[START DATASET EXCERPTS]

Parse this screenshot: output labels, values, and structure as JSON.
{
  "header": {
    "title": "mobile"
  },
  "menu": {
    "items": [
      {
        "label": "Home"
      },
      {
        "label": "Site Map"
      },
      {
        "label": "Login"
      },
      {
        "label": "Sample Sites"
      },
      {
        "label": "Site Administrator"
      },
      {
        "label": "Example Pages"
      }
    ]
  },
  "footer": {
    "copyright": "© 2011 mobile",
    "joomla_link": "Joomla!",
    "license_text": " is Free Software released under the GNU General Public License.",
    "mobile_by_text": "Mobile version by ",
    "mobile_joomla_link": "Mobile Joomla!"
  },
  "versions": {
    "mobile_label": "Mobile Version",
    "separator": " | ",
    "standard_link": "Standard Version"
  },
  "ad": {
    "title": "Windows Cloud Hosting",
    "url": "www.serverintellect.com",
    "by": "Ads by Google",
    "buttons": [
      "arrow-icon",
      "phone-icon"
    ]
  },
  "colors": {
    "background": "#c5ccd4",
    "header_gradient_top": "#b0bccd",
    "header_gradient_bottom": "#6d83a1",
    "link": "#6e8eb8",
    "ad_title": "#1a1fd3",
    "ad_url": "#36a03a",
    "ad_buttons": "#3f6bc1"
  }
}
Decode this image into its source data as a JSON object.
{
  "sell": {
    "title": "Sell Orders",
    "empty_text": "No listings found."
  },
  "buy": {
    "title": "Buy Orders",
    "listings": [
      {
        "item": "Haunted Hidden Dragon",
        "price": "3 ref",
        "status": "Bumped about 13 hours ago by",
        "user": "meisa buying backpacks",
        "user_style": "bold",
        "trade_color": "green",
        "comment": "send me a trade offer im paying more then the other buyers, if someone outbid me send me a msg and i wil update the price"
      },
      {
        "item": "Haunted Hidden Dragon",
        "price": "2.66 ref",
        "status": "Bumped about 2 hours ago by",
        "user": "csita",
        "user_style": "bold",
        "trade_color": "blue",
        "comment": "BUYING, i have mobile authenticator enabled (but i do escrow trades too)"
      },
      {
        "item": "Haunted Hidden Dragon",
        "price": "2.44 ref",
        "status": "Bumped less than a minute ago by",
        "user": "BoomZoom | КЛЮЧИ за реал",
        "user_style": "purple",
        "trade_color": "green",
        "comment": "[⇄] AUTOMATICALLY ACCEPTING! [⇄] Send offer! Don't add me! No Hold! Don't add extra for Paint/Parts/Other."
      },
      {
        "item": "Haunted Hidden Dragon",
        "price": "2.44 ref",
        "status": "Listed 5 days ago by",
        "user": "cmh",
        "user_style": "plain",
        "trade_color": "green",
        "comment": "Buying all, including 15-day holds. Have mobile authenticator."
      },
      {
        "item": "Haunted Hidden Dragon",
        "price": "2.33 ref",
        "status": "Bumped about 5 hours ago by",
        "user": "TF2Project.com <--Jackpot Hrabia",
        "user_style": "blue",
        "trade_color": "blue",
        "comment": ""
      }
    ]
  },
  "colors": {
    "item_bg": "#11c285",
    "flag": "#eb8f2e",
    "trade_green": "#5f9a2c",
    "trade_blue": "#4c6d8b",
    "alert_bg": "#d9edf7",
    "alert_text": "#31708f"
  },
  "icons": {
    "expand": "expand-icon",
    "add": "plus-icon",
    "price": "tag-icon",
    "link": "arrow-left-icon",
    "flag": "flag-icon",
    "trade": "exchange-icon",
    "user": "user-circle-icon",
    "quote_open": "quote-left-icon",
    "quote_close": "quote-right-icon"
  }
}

[END DATASET EXCERPTS]

REQUIRED TASK ->
The word "listings" may appear on some lines of these records; state how many such lines there are, and nothing else.

EXERCISE RESPONSE ->
2